Among the entries below, find the lines with "Assam" and copy them.

Dataset records
--------
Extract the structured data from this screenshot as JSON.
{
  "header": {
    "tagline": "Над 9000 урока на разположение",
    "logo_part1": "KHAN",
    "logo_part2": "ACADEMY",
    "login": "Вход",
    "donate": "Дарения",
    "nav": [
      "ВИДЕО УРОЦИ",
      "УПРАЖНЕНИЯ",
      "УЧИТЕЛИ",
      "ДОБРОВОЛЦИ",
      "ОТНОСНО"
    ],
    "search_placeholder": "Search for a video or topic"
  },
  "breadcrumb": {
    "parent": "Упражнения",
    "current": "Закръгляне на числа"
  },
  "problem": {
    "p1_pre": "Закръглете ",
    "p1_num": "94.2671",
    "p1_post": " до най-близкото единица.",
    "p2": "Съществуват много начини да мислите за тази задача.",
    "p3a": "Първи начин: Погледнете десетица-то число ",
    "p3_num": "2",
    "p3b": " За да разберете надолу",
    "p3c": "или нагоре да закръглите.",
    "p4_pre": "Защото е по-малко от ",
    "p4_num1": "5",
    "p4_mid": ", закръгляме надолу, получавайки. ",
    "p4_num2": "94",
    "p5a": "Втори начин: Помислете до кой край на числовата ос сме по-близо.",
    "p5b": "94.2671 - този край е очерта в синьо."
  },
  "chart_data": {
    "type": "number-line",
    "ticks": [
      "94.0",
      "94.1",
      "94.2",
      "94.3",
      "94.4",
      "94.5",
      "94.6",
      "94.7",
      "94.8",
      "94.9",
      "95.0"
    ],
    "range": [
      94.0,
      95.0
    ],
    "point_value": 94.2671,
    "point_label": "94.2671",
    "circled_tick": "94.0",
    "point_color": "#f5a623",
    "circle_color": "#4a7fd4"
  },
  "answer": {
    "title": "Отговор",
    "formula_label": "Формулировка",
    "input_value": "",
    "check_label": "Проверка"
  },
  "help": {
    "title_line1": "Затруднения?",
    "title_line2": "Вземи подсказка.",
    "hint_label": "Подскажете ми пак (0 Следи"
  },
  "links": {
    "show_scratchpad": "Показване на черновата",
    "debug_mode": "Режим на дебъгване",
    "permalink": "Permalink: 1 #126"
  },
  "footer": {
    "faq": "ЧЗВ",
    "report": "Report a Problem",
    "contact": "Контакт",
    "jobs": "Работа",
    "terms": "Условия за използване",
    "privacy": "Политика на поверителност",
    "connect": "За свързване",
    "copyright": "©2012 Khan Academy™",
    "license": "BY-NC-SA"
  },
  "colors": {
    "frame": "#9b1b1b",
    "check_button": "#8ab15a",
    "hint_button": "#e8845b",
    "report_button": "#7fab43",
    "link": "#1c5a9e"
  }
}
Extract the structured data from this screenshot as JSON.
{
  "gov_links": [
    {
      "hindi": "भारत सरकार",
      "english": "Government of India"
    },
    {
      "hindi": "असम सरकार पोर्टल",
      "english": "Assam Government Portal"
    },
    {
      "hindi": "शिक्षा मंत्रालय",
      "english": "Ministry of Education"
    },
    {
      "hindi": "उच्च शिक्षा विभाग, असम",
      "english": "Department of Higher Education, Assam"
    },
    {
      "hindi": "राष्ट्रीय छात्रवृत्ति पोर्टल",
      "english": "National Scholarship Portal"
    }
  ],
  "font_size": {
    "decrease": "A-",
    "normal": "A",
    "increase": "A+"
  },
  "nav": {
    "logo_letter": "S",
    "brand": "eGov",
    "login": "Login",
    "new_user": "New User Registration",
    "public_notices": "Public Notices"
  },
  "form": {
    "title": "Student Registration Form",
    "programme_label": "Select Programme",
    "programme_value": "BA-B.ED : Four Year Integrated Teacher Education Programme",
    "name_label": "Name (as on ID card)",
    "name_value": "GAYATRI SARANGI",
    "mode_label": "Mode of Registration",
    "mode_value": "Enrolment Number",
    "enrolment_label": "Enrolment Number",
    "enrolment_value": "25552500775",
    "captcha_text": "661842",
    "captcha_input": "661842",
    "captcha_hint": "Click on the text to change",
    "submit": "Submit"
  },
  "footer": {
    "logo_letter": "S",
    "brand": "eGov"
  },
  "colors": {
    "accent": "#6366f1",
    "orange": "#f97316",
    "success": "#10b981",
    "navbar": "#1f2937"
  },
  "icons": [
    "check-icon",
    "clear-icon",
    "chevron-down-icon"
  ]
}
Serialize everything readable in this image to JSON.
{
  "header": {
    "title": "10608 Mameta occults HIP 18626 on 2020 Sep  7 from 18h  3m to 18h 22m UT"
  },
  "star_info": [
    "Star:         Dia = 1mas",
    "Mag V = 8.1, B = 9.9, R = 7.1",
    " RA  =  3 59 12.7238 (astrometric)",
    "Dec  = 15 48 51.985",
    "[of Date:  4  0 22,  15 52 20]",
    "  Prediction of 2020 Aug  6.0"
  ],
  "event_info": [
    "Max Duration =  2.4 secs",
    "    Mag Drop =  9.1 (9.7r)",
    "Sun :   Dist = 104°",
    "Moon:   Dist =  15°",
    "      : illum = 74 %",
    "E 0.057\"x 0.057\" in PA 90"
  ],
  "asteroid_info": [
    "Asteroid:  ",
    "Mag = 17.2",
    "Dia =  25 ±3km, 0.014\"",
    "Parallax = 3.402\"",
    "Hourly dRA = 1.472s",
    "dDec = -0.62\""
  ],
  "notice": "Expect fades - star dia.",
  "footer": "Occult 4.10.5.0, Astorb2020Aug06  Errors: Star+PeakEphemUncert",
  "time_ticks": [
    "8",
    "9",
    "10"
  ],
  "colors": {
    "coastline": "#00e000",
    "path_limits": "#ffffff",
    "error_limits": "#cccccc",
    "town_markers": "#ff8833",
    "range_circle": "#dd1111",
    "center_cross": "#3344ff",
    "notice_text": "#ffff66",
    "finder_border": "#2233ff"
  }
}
--------
# ANSWER TO THE EXERCISE
      "english": "Assam Government Portal"
      "english": "Department of Higher Education, Assam"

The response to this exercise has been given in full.